▸ **What to produce**
In the listing below, swap every "current-arrow" for "flow-arrow" and change nothing else. Leave the pictures out of your answer.

▸ **Material shown**
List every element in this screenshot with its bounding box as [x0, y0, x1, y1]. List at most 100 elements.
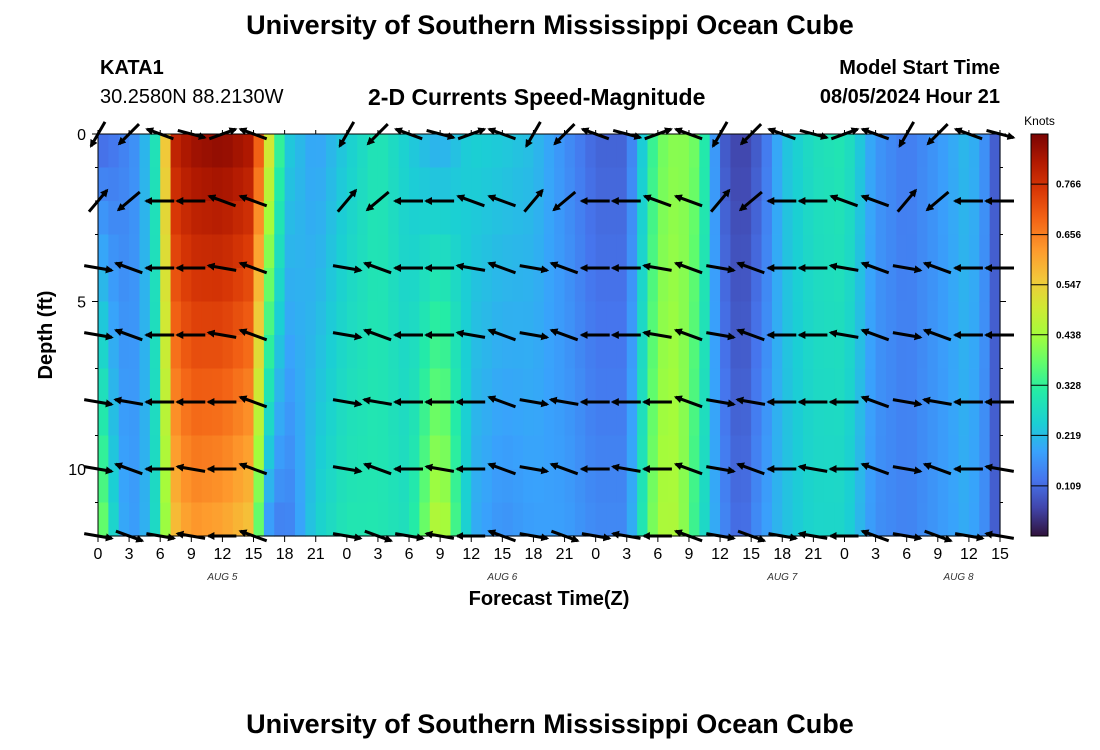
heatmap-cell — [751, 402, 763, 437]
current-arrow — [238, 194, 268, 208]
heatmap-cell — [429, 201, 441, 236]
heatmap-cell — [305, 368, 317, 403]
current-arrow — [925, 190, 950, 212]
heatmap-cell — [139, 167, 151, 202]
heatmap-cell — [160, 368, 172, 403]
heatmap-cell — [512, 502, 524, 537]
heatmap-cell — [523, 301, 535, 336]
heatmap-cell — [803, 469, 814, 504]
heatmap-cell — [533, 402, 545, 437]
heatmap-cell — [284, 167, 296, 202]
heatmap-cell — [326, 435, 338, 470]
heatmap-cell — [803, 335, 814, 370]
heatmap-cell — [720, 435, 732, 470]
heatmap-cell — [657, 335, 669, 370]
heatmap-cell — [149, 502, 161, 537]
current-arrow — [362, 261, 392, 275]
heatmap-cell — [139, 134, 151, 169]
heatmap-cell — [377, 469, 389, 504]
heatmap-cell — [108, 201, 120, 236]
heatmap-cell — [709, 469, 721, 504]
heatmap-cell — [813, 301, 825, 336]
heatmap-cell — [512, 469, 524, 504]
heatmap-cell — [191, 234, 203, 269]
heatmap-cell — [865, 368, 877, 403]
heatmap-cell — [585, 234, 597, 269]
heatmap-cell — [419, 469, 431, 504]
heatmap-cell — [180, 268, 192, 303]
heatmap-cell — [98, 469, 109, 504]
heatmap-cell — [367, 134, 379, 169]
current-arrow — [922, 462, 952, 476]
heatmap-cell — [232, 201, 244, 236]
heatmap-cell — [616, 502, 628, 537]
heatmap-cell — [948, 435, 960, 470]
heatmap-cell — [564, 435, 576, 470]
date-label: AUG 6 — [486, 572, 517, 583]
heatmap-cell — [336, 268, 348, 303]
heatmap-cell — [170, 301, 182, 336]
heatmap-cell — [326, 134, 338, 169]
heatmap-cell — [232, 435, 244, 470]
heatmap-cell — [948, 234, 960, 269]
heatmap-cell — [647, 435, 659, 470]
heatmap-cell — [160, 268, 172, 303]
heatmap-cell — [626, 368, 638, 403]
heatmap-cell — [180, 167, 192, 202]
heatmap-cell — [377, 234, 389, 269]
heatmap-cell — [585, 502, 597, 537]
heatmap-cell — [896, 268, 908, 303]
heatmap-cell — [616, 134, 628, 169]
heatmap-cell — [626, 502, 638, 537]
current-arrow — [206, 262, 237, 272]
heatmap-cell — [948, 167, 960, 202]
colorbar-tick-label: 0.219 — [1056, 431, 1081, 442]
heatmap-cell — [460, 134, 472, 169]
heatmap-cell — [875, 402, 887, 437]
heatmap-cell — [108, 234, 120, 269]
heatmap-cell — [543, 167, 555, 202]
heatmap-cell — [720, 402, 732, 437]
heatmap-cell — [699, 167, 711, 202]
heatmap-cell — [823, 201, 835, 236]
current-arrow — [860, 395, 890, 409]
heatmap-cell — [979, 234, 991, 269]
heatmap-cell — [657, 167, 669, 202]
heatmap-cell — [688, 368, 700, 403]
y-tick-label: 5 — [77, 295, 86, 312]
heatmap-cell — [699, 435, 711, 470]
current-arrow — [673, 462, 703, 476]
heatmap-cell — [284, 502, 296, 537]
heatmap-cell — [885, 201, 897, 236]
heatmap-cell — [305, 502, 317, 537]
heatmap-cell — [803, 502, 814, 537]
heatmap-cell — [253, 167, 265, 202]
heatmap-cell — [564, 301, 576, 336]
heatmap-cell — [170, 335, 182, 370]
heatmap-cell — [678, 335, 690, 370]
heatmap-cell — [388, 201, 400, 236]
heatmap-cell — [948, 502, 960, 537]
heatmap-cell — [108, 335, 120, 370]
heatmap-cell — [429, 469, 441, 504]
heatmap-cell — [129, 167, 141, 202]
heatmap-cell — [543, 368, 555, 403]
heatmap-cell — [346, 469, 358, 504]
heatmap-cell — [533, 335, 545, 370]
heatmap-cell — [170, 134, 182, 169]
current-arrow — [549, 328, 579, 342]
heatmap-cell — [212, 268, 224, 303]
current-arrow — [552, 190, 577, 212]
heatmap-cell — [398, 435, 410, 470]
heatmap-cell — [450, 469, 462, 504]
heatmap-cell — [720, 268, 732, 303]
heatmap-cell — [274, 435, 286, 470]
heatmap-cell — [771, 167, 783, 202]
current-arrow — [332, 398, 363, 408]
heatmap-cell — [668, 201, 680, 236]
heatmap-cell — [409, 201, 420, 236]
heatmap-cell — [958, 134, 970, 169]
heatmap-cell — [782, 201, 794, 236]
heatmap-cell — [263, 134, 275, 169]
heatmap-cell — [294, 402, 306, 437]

▸ **Output of the exercise**
List every element in this screenshot with its bounding box as [x0, y0, x1, y1]. List at most 100 elements.
heatmap-cell — [751, 402, 763, 437]
flow-arrow — [238, 194, 268, 208]
heatmap-cell — [429, 201, 441, 236]
heatmap-cell — [305, 368, 317, 403]
flow-arrow — [925, 190, 950, 212]
heatmap-cell — [139, 167, 151, 202]
heatmap-cell — [160, 368, 172, 403]
heatmap-cell — [512, 502, 524, 537]
heatmap-cell — [523, 301, 535, 336]
heatmap-cell — [803, 469, 814, 504]
heatmap-cell — [533, 402, 545, 437]
heatmap-cell — [284, 167, 296, 202]
heatmap-cell — [326, 435, 338, 470]
heatmap-cell — [803, 335, 814, 370]
heatmap-cell — [720, 435, 732, 470]
heatmap-cell — [657, 335, 669, 370]
heatmap-cell — [149, 502, 161, 537]
flow-arrow — [362, 261, 392, 275]
heatmap-cell — [139, 134, 151, 169]
heatmap-cell — [377, 469, 389, 504]
heatmap-cell — [108, 201, 120, 236]
heatmap-cell — [709, 469, 721, 504]
heatmap-cell — [813, 301, 825, 336]
heatmap-cell — [512, 469, 524, 504]
heatmap-cell — [191, 234, 203, 269]
heatmap-cell — [865, 368, 877, 403]
heatmap-cell — [585, 234, 597, 269]
heatmap-cell — [419, 469, 431, 504]
heatmap-cell — [180, 268, 192, 303]
heatmap-cell — [98, 469, 109, 504]
heatmap-cell — [367, 134, 379, 169]
flow-arrow — [922, 462, 952, 476]
heatmap-cell — [232, 201, 244, 236]
heatmap-cell — [616, 502, 628, 537]
heatmap-cell — [948, 435, 960, 470]
heatmap-cell — [564, 435, 576, 470]
date-label: AUG 6 — [486, 572, 517, 583]
heatmap-cell — [336, 268, 348, 303]
heatmap-cell — [170, 301, 182, 336]
heatmap-cell — [326, 134, 338, 169]
heatmap-cell — [232, 435, 244, 470]
heatmap-cell — [948, 234, 960, 269]
heatmap-cell — [647, 435, 659, 470]
heatmap-cell — [160, 268, 172, 303]
heatmap-cell — [626, 368, 638, 403]
heatmap-cell — [180, 167, 192, 202]
heatmap-cell — [377, 234, 389, 269]
heatmap-cell — [585, 502, 597, 537]
heatmap-cell — [896, 268, 908, 303]
heatmap-cell — [616, 134, 628, 169]
heatmap-cell — [626, 502, 638, 537]
flow-arrow — [206, 262, 237, 272]
heatmap-cell — [948, 167, 960, 202]
colorbar-tick-label: 0.219 — [1056, 431, 1081, 442]
heatmap-cell — [460, 134, 472, 169]
heatmap-cell — [875, 402, 887, 437]
heatmap-cell — [108, 234, 120, 269]
heatmap-cell — [543, 167, 555, 202]
heatmap-cell — [720, 402, 732, 437]
heatmap-cell — [699, 167, 711, 202]
heatmap-cell — [823, 201, 835, 236]
flow-arrow — [860, 395, 890, 409]
heatmap-cell — [979, 234, 991, 269]
heatmap-cell — [657, 167, 669, 202]
heatmap-cell — [688, 368, 700, 403]
y-tick-label: 5 — [77, 295, 86, 312]
heatmap-cell — [699, 435, 711, 470]
flow-arrow — [673, 462, 703, 476]
heatmap-cell — [284, 502, 296, 537]
heatmap-cell — [885, 201, 897, 236]
heatmap-cell — [305, 502, 317, 537]
heatmap-cell — [803, 502, 814, 537]
heatmap-cell — [253, 167, 265, 202]
heatmap-cell — [564, 301, 576, 336]
heatmap-cell — [170, 335, 182, 370]
heatmap-cell — [678, 335, 690, 370]
heatmap-cell — [388, 201, 400, 236]
heatmap-cell — [948, 502, 960, 537]
heatmap-cell — [108, 335, 120, 370]
heatmap-cell — [429, 469, 441, 504]
heatmap-cell — [129, 167, 141, 202]
heatmap-cell — [543, 368, 555, 403]
heatmap-cell — [346, 469, 358, 504]
heatmap-cell — [533, 335, 545, 370]
heatmap-cell — [170, 134, 182, 169]
flow-arrow — [549, 328, 579, 342]
heatmap-cell — [212, 268, 224, 303]
flow-arrow — [552, 190, 577, 212]
heatmap-cell — [398, 435, 410, 470]
heatmap-cell — [450, 469, 462, 504]
heatmap-cell — [720, 268, 732, 303]
heatmap-cell — [274, 435, 286, 470]
heatmap-cell — [771, 167, 783, 202]
flow-arrow — [332, 398, 363, 408]
heatmap-cell — [668, 201, 680, 236]
heatmap-cell — [409, 201, 420, 236]
heatmap-cell — [958, 134, 970, 169]
heatmap-cell — [782, 201, 794, 236]
heatmap-cell — [263, 134, 275, 169]
heatmap-cell — [294, 402, 306, 437]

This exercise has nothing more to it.